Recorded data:

.....

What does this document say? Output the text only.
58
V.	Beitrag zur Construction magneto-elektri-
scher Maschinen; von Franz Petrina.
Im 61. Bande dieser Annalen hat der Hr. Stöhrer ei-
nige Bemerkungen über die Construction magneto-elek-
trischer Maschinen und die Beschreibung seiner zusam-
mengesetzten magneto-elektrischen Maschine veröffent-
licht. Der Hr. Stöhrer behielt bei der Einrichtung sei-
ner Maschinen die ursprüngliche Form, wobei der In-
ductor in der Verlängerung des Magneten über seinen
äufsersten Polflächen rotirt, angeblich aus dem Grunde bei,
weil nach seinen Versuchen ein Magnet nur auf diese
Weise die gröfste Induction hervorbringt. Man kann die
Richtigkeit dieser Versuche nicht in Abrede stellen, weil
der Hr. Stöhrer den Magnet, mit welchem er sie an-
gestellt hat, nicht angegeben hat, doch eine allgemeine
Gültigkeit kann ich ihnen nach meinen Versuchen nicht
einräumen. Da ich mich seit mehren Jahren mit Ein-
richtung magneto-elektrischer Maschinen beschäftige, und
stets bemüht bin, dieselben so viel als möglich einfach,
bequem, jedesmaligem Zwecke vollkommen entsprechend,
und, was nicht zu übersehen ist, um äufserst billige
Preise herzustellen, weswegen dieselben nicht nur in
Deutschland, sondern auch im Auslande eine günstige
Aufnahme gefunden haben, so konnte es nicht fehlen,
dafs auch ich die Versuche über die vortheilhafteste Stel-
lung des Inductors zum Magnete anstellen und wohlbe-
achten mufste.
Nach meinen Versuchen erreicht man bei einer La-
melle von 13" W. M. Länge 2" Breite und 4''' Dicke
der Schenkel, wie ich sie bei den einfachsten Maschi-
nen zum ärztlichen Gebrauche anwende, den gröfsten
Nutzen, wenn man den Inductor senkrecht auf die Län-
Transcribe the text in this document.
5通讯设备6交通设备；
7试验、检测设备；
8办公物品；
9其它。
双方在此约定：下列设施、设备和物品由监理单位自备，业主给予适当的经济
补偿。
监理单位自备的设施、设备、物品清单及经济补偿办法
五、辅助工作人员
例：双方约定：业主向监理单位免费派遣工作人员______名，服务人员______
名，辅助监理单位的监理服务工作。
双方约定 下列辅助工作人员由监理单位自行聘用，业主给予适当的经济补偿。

.....

Task requirements:
Filter the records above and return every line that holds the word "magneto".

Exercise result:
V.	Beitrag zur Construction magneto-elektri-
nige Bemerkungen über die Construction magneto-elek-
mengesetzten magneto-elektrischen Maschine veröffent-
richtung magneto-elektrischer Maschinen beschäftige, und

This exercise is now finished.